## OBJECTIVE
Identify, in the records below, every line where the string "冬季直接排入呼兰河" appears, and copy each such line.

## SUPPLIED DATA

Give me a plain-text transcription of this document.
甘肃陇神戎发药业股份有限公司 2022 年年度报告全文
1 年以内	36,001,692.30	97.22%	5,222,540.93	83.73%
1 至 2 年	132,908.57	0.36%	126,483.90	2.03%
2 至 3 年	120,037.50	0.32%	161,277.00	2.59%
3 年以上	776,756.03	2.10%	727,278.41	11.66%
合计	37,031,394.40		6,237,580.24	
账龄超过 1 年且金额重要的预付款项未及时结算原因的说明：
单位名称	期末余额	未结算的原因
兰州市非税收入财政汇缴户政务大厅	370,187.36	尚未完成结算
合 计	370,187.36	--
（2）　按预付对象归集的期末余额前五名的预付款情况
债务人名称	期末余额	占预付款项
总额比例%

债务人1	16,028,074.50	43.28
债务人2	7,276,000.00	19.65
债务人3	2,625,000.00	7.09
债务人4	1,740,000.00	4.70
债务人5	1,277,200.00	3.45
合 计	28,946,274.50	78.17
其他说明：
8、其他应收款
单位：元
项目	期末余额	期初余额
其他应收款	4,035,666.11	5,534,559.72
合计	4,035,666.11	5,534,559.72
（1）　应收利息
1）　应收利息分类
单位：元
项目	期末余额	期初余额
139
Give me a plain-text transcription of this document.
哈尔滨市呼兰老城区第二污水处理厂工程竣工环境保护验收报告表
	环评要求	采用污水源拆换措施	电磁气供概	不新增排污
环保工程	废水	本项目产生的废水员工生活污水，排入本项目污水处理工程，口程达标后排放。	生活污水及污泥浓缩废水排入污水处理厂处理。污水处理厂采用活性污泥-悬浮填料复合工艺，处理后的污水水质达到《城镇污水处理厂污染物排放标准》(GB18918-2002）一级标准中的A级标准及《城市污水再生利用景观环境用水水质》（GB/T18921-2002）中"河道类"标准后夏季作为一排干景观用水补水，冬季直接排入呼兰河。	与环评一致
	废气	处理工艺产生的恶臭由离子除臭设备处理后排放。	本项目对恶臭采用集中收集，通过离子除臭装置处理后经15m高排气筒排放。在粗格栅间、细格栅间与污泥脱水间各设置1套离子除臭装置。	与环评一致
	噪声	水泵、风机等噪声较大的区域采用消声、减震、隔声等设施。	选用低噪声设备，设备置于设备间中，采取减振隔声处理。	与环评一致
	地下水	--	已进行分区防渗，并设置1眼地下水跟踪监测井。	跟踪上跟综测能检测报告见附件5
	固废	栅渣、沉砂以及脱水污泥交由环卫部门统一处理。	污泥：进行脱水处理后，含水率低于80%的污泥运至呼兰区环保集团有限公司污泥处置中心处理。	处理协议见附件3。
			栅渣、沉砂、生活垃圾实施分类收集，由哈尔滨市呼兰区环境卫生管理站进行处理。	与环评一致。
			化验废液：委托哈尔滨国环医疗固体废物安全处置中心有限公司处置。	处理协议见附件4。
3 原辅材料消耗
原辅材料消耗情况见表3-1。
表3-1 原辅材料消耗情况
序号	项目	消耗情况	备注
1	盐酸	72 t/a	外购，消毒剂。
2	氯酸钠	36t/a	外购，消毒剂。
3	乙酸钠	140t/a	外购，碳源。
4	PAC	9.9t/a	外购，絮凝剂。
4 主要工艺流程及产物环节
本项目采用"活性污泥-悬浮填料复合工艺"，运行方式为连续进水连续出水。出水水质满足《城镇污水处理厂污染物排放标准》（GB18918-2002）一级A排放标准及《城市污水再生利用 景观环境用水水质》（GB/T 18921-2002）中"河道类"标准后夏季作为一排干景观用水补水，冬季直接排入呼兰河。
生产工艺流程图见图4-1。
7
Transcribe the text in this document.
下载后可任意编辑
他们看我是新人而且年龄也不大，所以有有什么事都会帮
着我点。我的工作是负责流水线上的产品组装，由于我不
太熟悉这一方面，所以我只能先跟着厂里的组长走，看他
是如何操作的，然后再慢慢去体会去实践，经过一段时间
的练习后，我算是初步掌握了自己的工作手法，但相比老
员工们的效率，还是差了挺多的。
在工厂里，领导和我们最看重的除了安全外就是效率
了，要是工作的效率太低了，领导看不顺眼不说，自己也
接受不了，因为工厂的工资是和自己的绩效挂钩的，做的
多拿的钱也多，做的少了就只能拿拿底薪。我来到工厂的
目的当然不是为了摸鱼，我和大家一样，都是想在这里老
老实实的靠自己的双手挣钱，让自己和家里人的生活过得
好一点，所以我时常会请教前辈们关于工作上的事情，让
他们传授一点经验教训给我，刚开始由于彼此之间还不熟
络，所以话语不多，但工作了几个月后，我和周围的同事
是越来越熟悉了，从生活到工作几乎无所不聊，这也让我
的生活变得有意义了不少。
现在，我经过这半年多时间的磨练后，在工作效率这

## EXPECTED ANSWER
环保工程	废水	本项目产生的废水员工生活污水，排入本项目污水处理工程，口程达标后排放。	生活污水及污泥浓缩废水排入污水处理厂处理。污水处理厂采用活性污泥-悬浮填料复合工艺，处理后的污水水质达到《城镇污水处理厂污染物排放标准》(GB18918-2002）一级标准中的A级标准及《城市污水再生利用景观环境用水水质》（GB/T18921-2002）中"河道类"标准后夏季作为一排干景观用水补水，冬季直接排入呼兰河。	与环评一致
本项目采用"活性污泥-悬浮填料复合工艺"，运行方式为连续进水连续出水。出水水质满足《城镇污水处理厂污染物排放标准》（GB18918-2002）一级A排放标准及《城市污水再生利用 景观环境用水水质》（GB/T 18921-2002）中"河道类"标准后夏季作为一排干景观用水补水，冬季直接排入呼兰河。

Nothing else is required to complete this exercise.